### WHAT TO DO
The exercise asks you to copy every line below in which "screenshot" appears.

### EXERCISE MATERIAL
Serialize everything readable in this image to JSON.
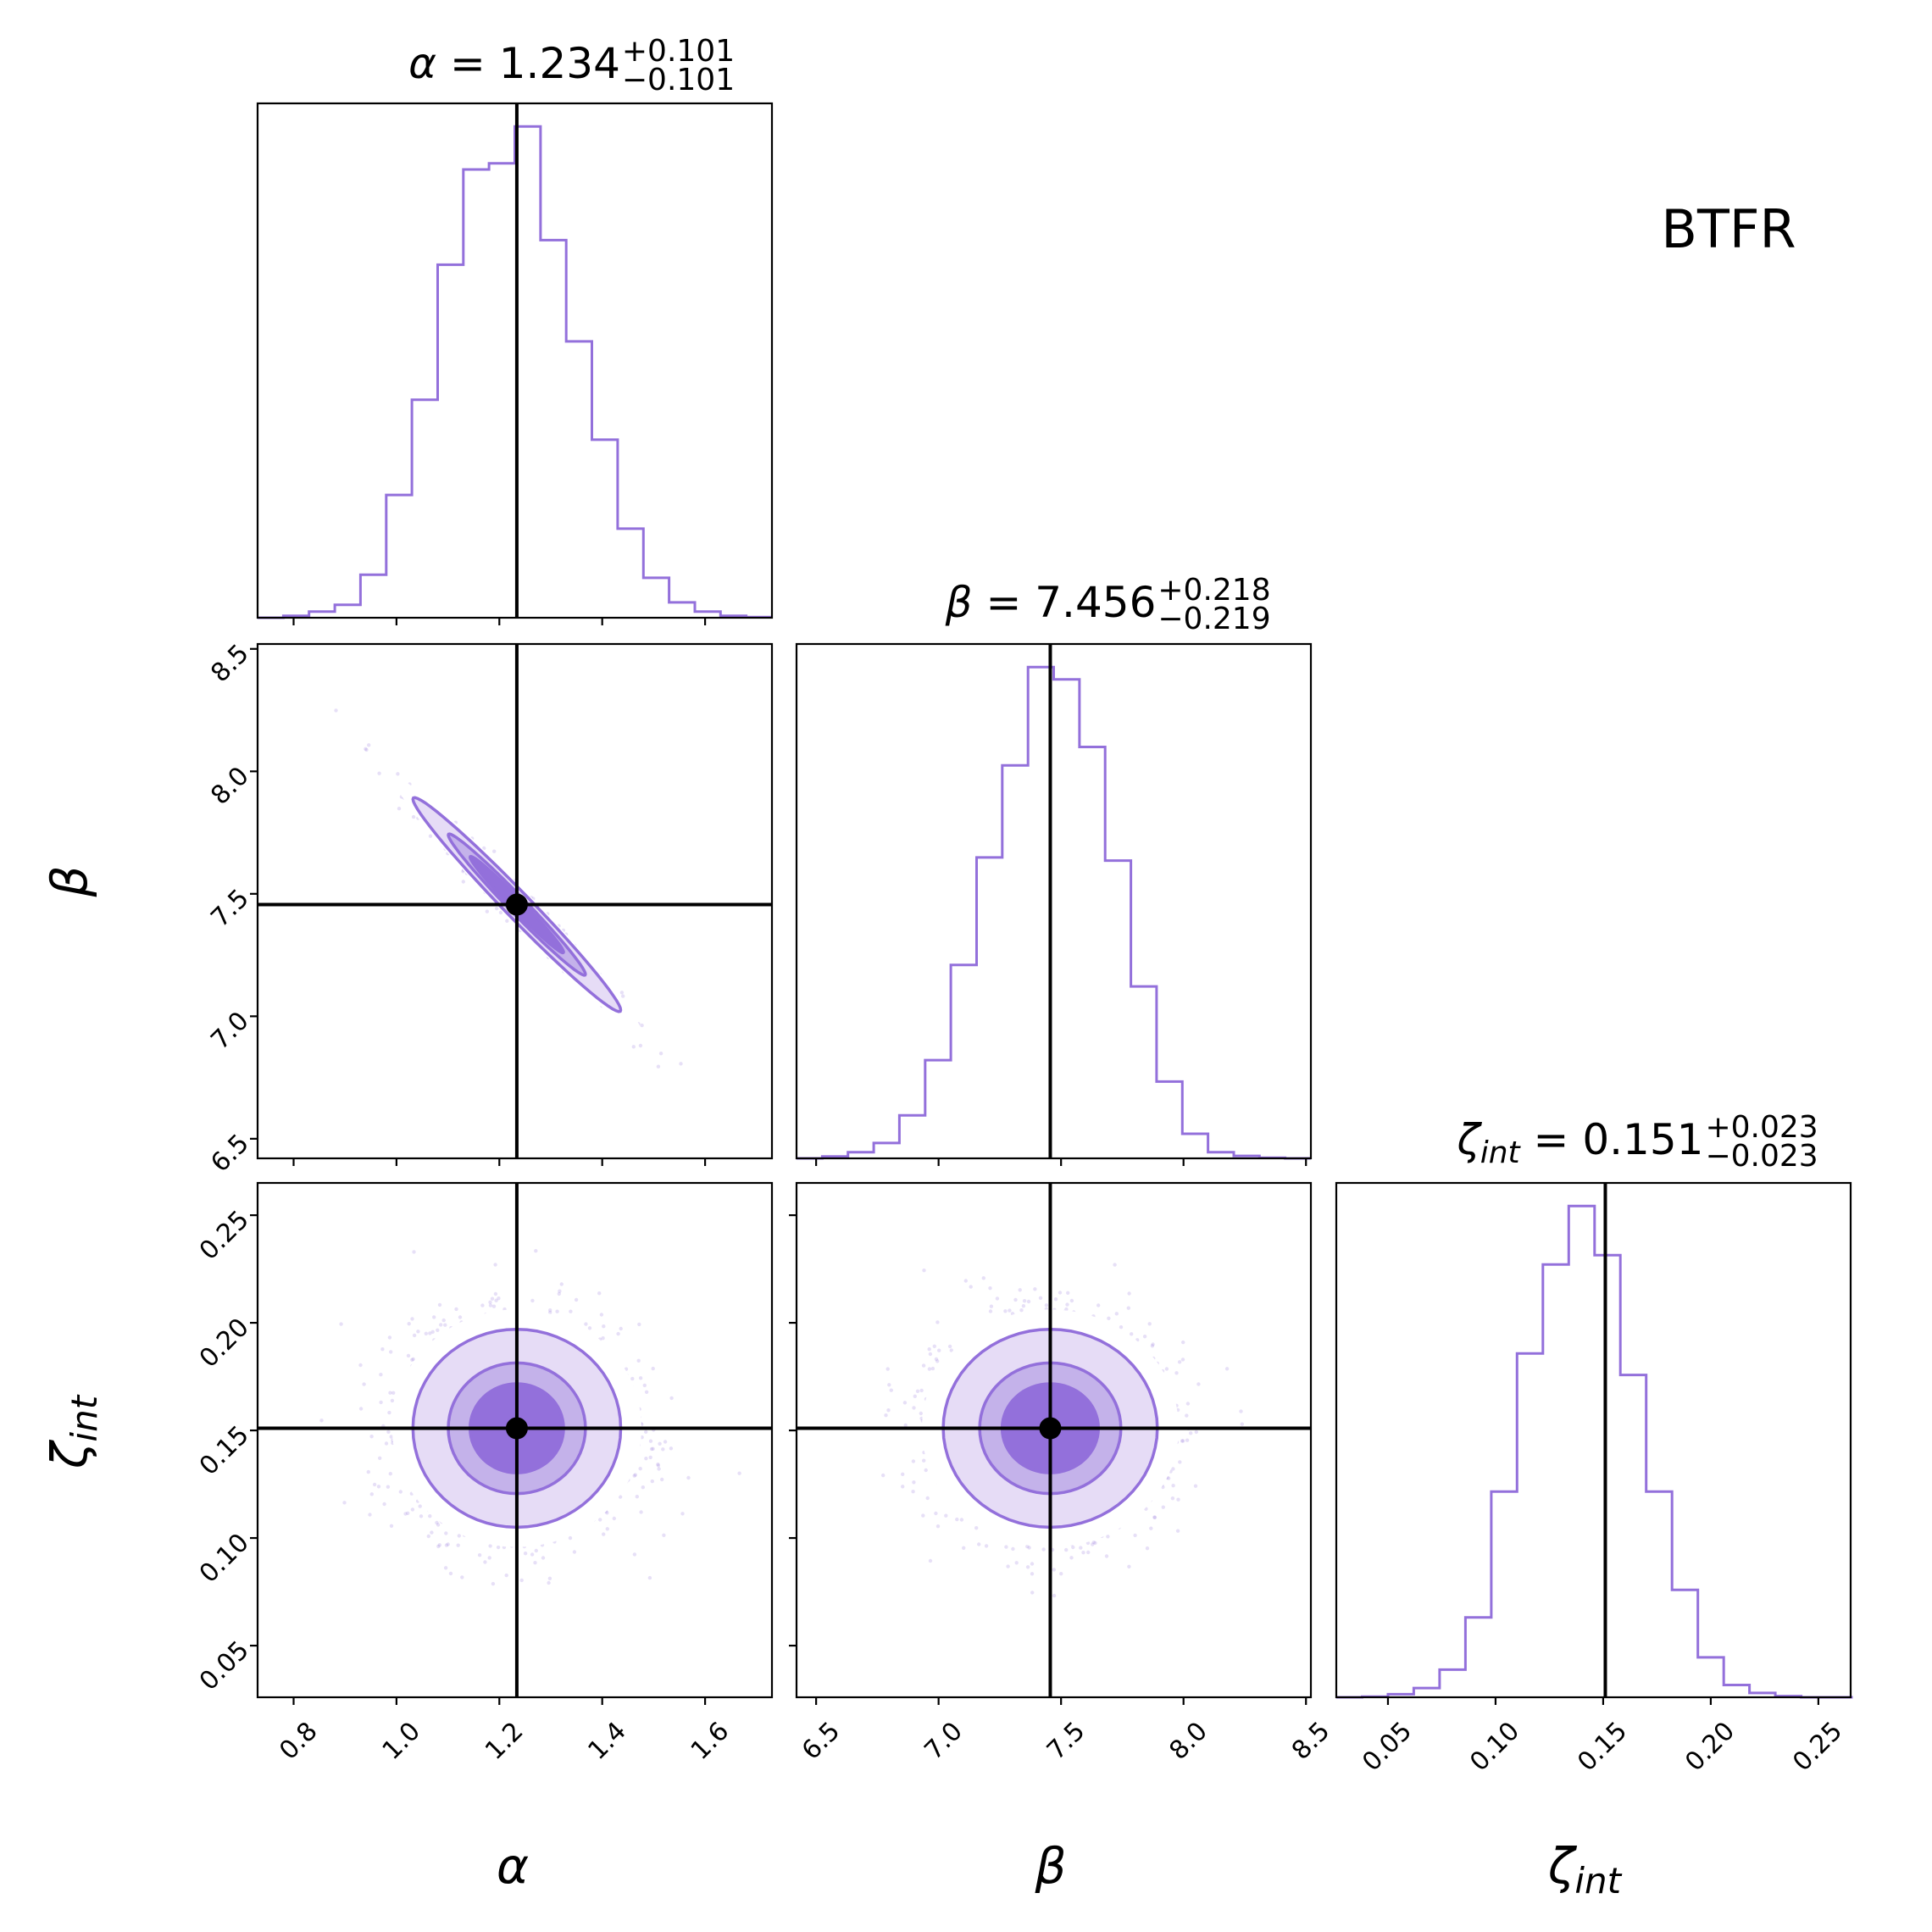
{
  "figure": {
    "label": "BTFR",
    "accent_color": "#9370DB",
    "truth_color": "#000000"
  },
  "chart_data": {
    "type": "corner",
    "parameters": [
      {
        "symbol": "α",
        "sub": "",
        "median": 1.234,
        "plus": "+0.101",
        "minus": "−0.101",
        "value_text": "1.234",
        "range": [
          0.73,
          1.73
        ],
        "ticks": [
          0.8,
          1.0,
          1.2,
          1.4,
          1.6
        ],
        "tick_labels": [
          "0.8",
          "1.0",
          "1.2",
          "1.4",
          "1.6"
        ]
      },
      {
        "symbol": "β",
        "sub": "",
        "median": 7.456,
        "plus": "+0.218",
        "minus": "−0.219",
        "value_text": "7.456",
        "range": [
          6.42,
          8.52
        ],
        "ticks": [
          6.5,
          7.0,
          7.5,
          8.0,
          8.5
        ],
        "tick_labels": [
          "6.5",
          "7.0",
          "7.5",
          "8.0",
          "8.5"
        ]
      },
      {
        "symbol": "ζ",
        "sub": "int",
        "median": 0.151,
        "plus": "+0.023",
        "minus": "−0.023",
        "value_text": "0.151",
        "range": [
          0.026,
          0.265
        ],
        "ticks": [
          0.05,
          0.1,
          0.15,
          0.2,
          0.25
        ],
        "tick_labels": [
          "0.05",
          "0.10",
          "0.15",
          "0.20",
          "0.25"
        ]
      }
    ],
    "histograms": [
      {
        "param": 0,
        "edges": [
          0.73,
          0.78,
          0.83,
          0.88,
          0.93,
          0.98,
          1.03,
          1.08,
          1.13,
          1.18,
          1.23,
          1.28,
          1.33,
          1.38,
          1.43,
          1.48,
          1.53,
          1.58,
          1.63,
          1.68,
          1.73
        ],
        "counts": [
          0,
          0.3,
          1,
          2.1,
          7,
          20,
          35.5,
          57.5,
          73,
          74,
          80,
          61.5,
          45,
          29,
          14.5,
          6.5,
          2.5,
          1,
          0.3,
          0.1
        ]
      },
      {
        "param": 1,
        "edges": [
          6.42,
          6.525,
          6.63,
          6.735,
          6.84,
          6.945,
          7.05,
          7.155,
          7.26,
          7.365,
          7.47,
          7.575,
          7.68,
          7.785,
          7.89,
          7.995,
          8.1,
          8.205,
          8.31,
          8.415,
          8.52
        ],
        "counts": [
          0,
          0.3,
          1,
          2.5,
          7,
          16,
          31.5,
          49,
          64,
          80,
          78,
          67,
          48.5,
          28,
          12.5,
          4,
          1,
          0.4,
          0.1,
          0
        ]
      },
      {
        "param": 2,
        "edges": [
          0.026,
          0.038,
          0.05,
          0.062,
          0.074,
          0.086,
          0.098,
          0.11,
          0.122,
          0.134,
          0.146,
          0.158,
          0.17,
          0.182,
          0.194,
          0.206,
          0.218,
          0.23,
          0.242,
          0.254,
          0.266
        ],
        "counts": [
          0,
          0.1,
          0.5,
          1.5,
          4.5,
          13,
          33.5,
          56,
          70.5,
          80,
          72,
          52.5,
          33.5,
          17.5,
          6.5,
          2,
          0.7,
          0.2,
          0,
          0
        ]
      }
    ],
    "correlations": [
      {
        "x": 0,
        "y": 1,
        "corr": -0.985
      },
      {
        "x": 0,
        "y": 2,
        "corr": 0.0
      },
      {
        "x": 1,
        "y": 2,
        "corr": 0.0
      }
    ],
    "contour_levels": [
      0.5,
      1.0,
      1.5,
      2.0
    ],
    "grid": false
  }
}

---

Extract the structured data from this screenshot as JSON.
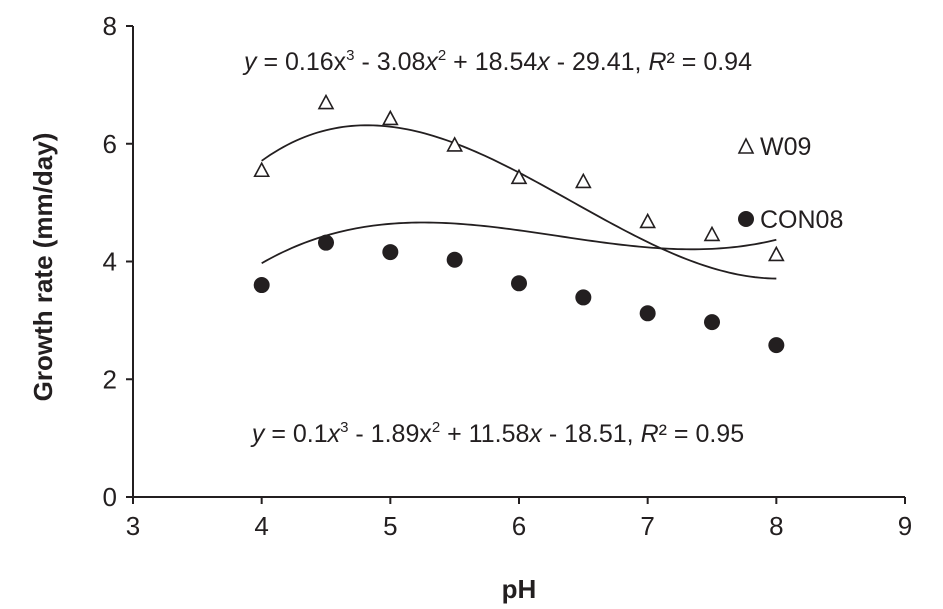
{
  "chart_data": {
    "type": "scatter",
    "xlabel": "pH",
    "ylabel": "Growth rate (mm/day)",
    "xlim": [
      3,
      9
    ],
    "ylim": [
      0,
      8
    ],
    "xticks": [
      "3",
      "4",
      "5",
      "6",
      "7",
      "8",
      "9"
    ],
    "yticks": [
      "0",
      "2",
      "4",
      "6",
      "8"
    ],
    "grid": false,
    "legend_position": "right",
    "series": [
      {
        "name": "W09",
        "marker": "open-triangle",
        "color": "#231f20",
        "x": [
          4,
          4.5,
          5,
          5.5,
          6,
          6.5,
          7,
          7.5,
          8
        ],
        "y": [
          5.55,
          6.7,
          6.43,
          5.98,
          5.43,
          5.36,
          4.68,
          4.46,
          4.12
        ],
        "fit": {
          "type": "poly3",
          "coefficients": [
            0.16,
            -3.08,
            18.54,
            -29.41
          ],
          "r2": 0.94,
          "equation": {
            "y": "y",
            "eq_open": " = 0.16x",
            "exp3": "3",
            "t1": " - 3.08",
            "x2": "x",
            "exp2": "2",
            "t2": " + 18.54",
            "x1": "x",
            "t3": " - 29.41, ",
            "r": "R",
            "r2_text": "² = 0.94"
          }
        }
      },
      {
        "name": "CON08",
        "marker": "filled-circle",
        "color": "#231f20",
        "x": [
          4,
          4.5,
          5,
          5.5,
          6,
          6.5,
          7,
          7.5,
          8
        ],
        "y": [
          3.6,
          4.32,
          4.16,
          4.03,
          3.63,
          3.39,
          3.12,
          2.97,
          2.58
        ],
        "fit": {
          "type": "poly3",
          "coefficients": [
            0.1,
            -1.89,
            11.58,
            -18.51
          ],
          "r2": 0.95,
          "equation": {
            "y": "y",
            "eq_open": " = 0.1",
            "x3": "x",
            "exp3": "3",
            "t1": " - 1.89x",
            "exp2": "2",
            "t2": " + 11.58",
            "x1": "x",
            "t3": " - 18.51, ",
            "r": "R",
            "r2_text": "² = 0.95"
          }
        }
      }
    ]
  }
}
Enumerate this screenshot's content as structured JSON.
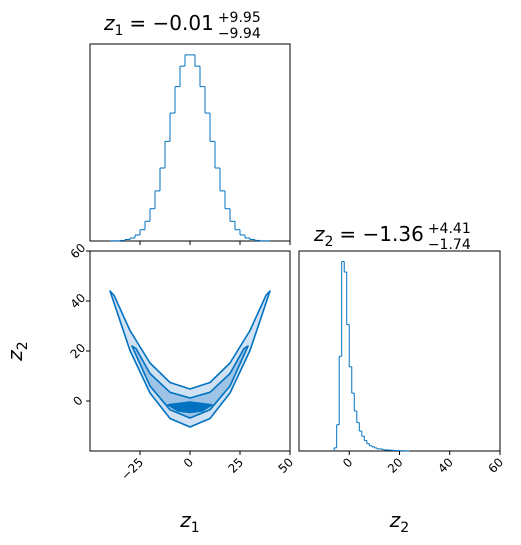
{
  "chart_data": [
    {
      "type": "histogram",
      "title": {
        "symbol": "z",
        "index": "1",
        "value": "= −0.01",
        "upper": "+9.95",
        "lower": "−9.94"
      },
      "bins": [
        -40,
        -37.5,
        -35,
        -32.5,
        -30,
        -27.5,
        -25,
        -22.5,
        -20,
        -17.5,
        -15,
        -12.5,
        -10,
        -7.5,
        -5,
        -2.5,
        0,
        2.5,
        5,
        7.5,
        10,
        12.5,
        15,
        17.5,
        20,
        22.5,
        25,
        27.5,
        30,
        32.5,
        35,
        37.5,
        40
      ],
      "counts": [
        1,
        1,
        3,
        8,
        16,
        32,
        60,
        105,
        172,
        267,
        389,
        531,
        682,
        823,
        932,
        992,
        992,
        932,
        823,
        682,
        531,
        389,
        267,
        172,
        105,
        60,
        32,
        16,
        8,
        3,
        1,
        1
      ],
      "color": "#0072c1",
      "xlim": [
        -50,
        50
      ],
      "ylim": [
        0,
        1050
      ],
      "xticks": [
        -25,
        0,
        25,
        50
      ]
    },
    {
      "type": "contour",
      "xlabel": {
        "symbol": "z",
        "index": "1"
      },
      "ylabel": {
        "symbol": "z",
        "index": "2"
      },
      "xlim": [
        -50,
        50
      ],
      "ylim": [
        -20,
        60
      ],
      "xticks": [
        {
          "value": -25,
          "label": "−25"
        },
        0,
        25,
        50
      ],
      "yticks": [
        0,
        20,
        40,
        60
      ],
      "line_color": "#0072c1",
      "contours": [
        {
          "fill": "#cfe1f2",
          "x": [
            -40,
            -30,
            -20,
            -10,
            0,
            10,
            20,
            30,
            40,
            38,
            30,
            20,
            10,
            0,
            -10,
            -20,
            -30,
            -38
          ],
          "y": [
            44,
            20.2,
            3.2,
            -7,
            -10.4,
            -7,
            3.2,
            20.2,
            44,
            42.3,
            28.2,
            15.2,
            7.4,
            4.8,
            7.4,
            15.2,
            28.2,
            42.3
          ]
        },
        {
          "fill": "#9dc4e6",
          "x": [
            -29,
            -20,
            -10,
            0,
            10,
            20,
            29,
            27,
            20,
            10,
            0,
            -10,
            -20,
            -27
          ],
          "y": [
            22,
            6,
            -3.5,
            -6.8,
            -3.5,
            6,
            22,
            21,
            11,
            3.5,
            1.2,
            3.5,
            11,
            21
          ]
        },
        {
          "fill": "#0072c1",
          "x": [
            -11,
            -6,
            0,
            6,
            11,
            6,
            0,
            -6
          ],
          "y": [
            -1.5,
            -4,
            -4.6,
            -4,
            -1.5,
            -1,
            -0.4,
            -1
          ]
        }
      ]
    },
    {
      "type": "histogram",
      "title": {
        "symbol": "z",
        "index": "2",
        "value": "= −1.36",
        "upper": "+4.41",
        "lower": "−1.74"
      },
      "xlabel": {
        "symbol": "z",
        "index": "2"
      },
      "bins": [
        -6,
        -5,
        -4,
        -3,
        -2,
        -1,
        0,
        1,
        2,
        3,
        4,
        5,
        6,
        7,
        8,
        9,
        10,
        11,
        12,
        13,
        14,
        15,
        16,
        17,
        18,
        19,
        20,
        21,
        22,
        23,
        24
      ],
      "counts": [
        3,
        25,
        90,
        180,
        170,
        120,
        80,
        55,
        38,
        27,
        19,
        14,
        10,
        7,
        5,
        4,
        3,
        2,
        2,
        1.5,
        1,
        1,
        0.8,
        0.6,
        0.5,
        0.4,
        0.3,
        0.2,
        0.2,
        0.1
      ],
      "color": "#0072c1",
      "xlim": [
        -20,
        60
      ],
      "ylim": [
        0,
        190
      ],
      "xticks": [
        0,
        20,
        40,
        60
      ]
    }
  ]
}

---

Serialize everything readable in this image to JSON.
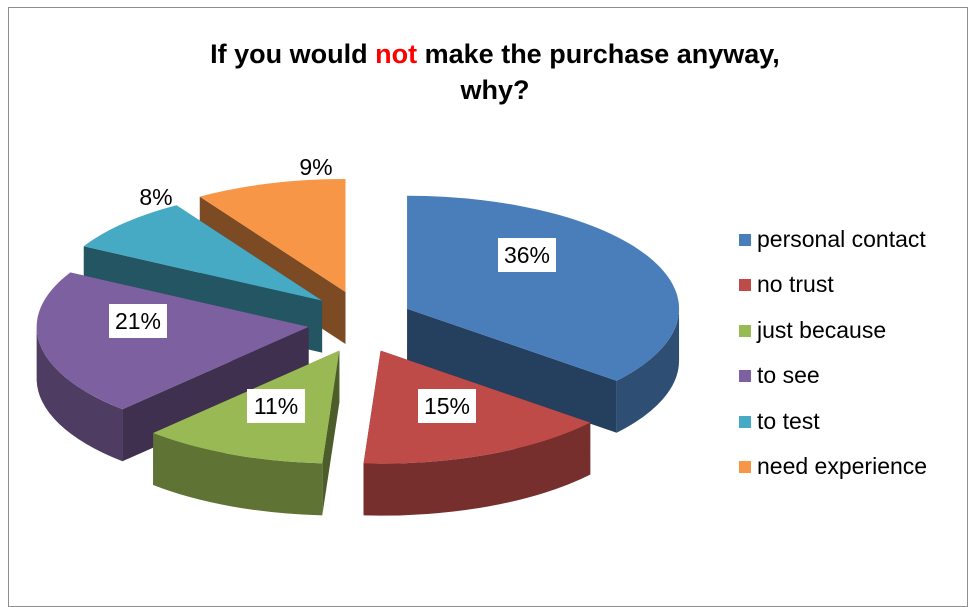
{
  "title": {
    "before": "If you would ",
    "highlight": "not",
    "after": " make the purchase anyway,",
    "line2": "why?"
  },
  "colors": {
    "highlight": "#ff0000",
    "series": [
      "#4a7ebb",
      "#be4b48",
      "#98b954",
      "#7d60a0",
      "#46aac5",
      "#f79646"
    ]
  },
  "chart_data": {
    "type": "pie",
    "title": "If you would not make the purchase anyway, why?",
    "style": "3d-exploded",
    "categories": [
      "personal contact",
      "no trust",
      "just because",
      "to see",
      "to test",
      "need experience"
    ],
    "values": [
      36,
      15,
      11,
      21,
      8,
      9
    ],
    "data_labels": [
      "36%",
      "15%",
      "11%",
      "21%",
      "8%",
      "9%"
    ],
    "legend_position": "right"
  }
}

### THE OUTPUT
Extract the structured data from this screenshot as JSON.
Enumerate this screenshot's content as structured JSON.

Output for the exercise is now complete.